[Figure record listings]

* start *

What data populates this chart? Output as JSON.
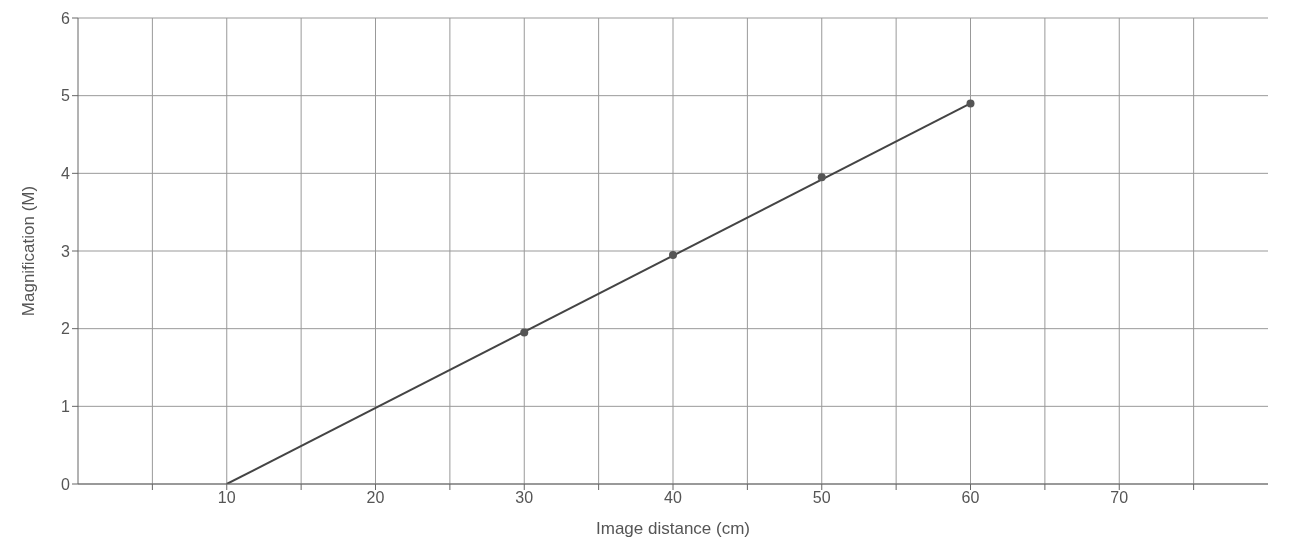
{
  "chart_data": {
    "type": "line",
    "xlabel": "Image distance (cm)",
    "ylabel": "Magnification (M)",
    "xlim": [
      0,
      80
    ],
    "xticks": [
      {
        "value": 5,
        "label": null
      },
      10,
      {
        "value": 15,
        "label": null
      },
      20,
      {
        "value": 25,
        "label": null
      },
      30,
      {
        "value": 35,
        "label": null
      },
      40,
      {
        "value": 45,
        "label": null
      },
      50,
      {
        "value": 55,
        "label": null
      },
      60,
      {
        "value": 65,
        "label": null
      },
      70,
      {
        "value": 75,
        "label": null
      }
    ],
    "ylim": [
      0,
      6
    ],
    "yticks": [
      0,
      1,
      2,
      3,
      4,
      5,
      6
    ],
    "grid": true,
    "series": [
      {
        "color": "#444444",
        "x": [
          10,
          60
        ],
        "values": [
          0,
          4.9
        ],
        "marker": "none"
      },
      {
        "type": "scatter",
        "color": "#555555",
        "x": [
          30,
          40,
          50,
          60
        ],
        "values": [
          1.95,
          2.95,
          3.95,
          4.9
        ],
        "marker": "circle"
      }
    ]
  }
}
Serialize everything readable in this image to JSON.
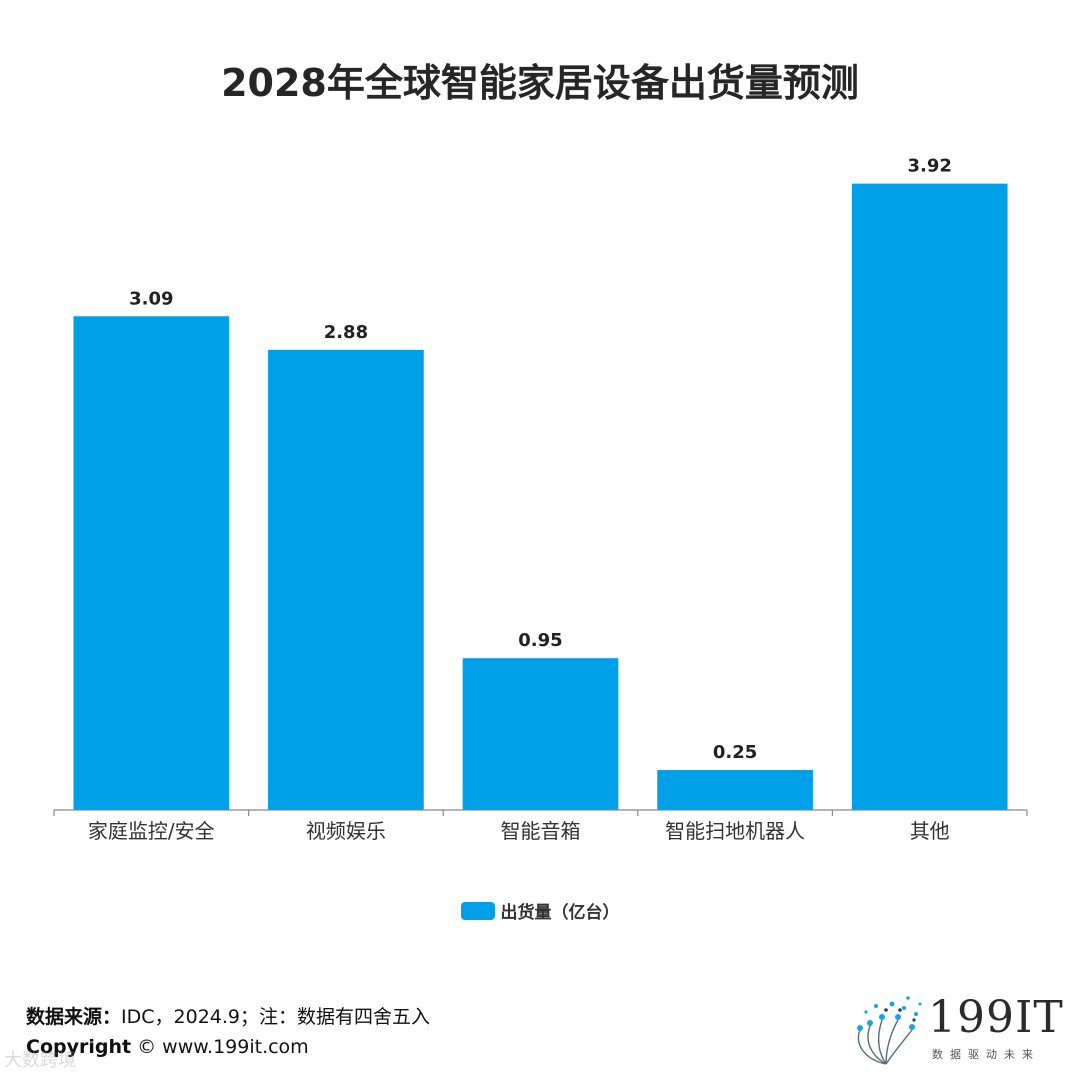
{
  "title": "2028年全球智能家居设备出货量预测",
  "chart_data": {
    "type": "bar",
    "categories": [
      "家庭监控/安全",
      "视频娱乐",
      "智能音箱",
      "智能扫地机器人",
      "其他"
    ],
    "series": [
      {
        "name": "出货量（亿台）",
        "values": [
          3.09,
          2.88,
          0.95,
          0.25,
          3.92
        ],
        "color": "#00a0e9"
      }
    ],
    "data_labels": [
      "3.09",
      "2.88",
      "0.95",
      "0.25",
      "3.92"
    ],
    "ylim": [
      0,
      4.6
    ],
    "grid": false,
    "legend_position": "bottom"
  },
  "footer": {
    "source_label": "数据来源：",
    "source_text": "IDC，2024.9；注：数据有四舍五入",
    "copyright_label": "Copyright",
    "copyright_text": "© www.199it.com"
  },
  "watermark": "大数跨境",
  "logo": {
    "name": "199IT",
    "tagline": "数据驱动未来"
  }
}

* end *

**BRIEF**
Set the entries down again exactly. Do not include the images.

**REPLY**
What data populates this chart? Output as JSON.
{
  "chart_data": {
    "type": "line",
    "xlabel": "Image distance (cm)",
    "ylabel": "Magnification (M)",
    "xlim": [
      0,
      80
    ],
    "xticks": [
      {
        "value": 5,
        "label": null
      },
      10,
      {
        "value": 15,
        "label": null
      },
      20,
      {
        "value": 25,
        "label": null
      },
      30,
      {
        "value": 35,
        "label": null
      },
      40,
      {
        "value": 45,
        "label": null
      },
      50,
      {
        "value": 55,
        "label": null
      },
      60,
      {
        "value": 65,
        "label": null
      },
      70,
      {
        "value": 75,
        "label": null
      }
    ],
    "ylim": [
      0,
      6
    ],
    "yticks": [
      0,
      1,
      2,
      3,
      4,
      5,
      6
    ],
    "grid": true,
    "series": [
      {
        "color": "#444444",
        "x": [
          10,
          60
        ],
        "values": [
          0,
          4.9
        ],
        "marker": "none"
      },
      {
        "type": "scatter",
        "color": "#555555",
        "x": [
          30,
          40,
          50,
          60
        ],
        "values": [
          1.95,
          2.95,
          3.95,
          4.9
        ],
        "marker": "circle"
      }
    ]
  }
}
Serialize everything readable in this image to JSON.
{
  "title": "2028年全球智能家居设备出货量预测",
  "chart_data": {
    "type": "bar",
    "categories": [
      "家庭监控/安全",
      "视频娱乐",
      "智能音箱",
      "智能扫地机器人",
      "其他"
    ],
    "series": [
      {
        "name": "出货量（亿台）",
        "values": [
          3.09,
          2.88,
          0.95,
          0.25,
          3.92
        ],
        "color": "#00a0e9"
      }
    ],
    "data_labels": [
      "3.09",
      "2.88",
      "0.95",
      "0.25",
      "3.92"
    ],
    "ylim": [
      0,
      4.6
    ],
    "grid": false,
    "legend_position": "bottom"
  },
  "footer": {
    "source_label": "数据来源：",
    "source_text": "IDC，2024.9；注：数据有四舍五入",
    "copyright_label": "Copyright",
    "copyright_text": "© www.199it.com"
  },
  "watermark": "大数跨境",
  "logo": {
    "name": "199IT",
    "tagline": "数据驱动未来"
  }
}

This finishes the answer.